— REQUIREMENT —
Each entry must be given again exactly; images do not belong in the copy.

— EXERCISE MATERIAL —
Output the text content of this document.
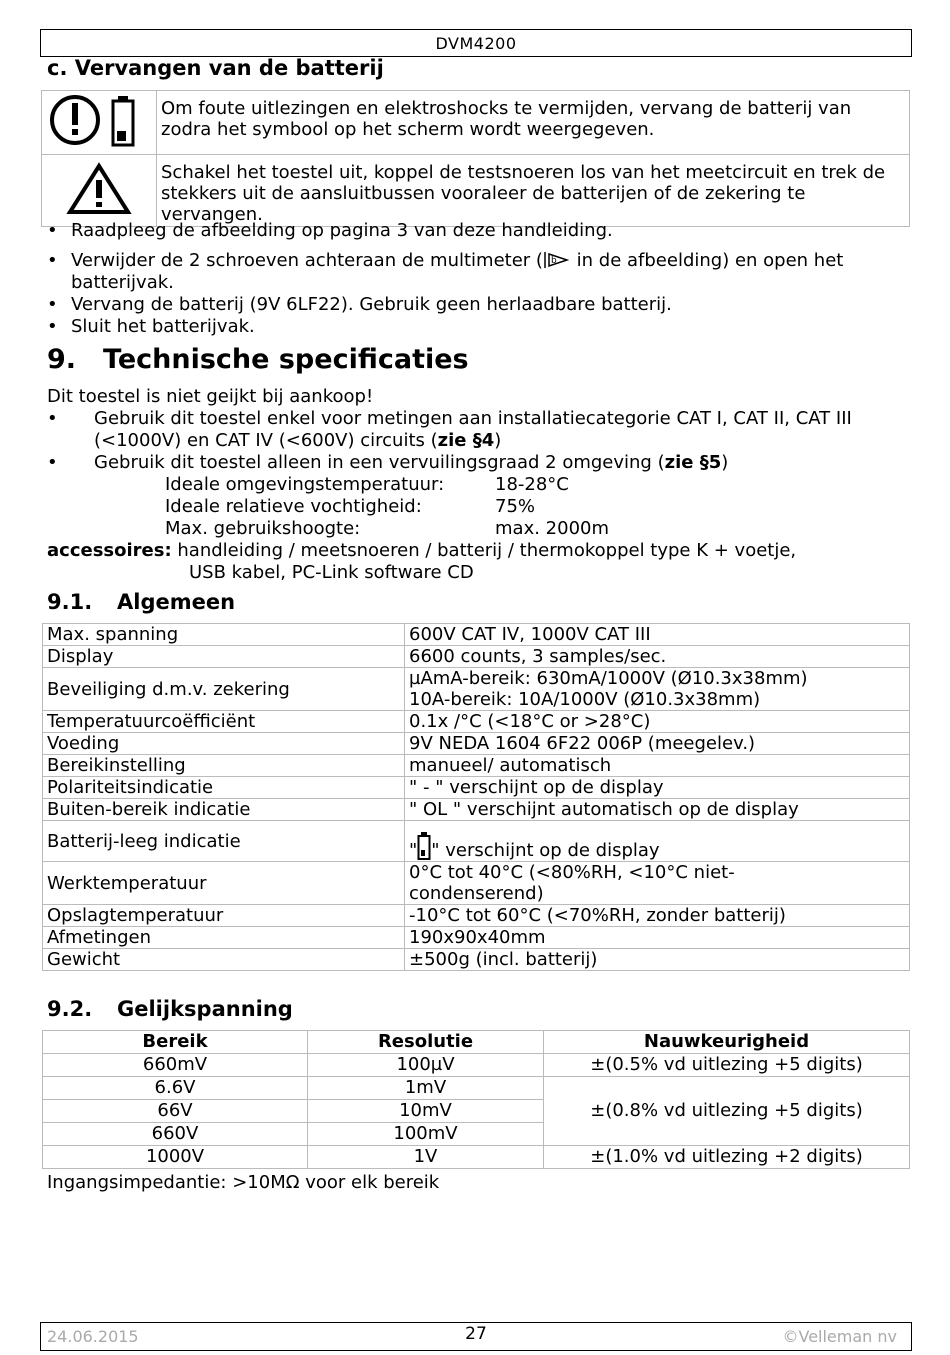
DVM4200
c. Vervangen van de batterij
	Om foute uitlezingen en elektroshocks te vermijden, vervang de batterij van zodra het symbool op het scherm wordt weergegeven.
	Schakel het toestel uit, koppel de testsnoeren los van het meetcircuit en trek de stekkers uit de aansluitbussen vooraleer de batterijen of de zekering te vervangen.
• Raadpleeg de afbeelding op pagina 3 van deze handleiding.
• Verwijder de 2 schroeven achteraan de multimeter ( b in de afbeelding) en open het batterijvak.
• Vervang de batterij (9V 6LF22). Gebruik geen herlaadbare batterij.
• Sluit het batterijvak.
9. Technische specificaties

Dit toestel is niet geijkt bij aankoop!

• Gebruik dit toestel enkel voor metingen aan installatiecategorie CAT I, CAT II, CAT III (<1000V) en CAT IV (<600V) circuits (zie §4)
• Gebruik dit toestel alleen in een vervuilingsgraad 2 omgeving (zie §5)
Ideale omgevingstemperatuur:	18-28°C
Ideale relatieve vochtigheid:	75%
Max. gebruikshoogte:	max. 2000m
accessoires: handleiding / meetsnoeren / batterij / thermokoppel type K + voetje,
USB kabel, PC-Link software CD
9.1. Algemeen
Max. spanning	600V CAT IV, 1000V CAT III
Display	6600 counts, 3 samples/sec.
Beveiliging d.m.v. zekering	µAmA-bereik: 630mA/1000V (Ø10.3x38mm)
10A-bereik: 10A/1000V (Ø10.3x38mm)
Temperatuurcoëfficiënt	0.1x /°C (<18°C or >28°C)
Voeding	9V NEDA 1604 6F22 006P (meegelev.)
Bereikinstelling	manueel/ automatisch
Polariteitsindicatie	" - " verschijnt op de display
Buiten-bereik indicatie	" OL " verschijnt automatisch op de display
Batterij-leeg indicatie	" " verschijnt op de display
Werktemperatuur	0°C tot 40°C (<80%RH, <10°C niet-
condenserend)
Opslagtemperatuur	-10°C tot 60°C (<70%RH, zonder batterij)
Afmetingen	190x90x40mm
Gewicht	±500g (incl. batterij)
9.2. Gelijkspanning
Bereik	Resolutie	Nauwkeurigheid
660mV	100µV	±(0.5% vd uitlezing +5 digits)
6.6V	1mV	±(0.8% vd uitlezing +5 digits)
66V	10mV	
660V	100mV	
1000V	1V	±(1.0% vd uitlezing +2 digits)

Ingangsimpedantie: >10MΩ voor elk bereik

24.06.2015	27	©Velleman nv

— EXERCISE RESPONSE —
Output the text content of this document.
DVM4200
c. Vervangen van de batterij
	Om foute uitlezingen en elektroshocks te vermijden, vervang de batterij van zodra het symbool op het scherm wordt weergegeven.
	Schakel het toestel uit, koppel de testsnoeren los van het meetcircuit en trek de stekkers uit de aansluitbussen vooraleer de batterijen of de zekering te vervangen.
• Raadpleeg de afbeelding op pagina 3 van deze handleiding.
• Verwijder de 2 schroeven achteraan de multimeter ( b in de afbeelding) en open het batterijvak.
• Vervang de batterij (9V 6LF22). Gebruik geen herlaadbare batterij.
• Sluit het batterijvak.
9. Technische specificaties

Dit toestel is niet geijkt bij aankoop!

• Gebruik dit toestel enkel voor metingen aan installatiecategorie CAT I, CAT II, CAT III (<1000V) en CAT IV (<600V) circuits (zie §4)
• Gebruik dit toestel alleen in een vervuilingsgraad 2 omgeving (zie §5)
Ideale omgevingstemperatuur:	18-28°C
Ideale relatieve vochtigheid:	75%
Max. gebruikshoogte:	max. 2000m
accessoires: handleiding / meetsnoeren / batterij / thermokoppel type K + voetje,
USB kabel, PC-Link software CD
9.1. Algemeen
Max. spanning	600V CAT IV, 1000V CAT III
Display	6600 counts, 3 samples/sec.
Beveiliging d.m.v. zekering	µAmA-bereik: 630mA/1000V (Ø10.3x38mm)
10A-bereik: 10A/1000V (Ø10.3x38mm)
Temperatuurcoëfficiënt	0.1x /°C (<18°C or >28°C)
Voeding	9V NEDA 1604 6F22 006P (meegelev.)
Bereikinstelling	manueel/ automatisch
Polariteitsindicatie	" - " verschijnt op de display
Buiten-bereik indicatie	" OL " verschijnt automatisch op de display
Batterij-leeg indicatie	" " verschijnt op de display
Werktemperatuur	0°C tot 40°C (<80%RH, <10°C niet-
condenserend)
Opslagtemperatuur	-10°C tot 60°C (<70%RH, zonder batterij)
Afmetingen	190x90x40mm
Gewicht	±500g (incl. batterij)
9.2. Gelijkspanning
Bereik	Resolutie	Nauwkeurigheid
660mV	100µV	±(0.5% vd uitlezing +5 digits)
6.6V	1mV	±(0.8% vd uitlezing +5 digits)
66V	10mV	
660V	100mV	
1000V	1V	±(1.0% vd uitlezing +2 digits)

Ingangsimpedantie: >10MΩ voor elk bereik

24.06.2015	27	©Velleman nv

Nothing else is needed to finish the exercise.